* The task *
Could you copy every line from the material below in which "image" appears?

* Data for this task *

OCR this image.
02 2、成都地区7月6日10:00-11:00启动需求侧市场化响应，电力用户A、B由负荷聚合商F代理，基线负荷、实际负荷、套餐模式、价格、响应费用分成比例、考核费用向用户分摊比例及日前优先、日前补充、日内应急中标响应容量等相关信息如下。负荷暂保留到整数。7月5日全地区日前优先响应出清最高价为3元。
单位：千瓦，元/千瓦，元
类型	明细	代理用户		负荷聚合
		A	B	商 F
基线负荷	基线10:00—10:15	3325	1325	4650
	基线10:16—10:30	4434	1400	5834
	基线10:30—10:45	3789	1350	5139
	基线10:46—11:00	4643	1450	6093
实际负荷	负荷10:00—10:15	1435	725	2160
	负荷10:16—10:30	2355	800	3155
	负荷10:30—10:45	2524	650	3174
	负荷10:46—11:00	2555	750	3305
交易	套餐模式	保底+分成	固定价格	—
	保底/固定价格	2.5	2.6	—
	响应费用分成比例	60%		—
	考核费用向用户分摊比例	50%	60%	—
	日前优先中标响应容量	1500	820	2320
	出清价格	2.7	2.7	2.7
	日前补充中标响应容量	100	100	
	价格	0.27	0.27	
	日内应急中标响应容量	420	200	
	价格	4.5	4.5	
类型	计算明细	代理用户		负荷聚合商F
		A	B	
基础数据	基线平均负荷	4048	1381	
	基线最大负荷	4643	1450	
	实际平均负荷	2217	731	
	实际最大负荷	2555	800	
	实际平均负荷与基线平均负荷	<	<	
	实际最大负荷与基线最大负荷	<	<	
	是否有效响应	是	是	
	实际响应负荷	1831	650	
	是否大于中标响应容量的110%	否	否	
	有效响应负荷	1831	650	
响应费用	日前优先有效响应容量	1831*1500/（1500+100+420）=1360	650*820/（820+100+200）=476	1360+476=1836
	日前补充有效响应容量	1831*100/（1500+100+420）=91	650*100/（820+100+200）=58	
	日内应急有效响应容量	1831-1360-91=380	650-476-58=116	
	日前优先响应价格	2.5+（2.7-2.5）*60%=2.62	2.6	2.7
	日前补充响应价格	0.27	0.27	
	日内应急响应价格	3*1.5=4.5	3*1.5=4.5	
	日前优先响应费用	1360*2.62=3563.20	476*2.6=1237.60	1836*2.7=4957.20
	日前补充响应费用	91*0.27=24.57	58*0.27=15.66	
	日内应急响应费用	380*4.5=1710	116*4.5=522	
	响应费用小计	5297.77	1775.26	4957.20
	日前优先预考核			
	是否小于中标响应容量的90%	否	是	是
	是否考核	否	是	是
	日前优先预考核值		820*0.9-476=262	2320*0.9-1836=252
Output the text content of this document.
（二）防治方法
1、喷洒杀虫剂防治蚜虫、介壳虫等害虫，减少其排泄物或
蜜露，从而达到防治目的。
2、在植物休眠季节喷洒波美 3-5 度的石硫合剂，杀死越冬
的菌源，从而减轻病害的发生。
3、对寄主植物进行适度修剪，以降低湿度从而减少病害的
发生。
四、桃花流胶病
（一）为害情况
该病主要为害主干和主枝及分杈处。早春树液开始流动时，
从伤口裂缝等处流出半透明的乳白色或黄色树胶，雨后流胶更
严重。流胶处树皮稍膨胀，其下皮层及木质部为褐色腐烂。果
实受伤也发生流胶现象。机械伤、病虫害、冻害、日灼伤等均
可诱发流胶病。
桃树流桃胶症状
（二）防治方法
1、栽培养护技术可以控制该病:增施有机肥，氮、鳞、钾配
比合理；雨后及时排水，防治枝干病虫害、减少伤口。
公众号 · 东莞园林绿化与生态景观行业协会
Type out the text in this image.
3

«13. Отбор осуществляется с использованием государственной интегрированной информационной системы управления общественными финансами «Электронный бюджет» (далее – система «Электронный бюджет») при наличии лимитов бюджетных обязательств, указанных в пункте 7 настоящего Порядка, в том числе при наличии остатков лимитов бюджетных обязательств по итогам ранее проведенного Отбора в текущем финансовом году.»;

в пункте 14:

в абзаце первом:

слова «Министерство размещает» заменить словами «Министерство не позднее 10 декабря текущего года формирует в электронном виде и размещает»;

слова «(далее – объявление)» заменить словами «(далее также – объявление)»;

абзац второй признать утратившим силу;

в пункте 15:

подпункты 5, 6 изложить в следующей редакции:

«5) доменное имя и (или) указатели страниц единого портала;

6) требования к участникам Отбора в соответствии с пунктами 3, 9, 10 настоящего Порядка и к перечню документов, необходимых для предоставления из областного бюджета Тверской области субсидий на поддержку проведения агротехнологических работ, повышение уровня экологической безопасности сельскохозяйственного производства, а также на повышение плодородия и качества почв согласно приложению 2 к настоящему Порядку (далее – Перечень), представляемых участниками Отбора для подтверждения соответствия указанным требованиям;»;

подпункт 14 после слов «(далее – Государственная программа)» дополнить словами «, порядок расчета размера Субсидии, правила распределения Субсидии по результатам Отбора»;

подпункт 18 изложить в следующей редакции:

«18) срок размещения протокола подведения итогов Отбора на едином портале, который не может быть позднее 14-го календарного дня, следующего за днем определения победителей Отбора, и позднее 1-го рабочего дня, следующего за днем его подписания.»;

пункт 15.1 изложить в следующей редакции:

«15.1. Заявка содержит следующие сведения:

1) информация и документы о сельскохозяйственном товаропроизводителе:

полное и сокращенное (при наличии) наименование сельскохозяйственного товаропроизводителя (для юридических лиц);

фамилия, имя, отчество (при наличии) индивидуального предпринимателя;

* Response for this exercise *
OCR this image.
Type out the text in this image.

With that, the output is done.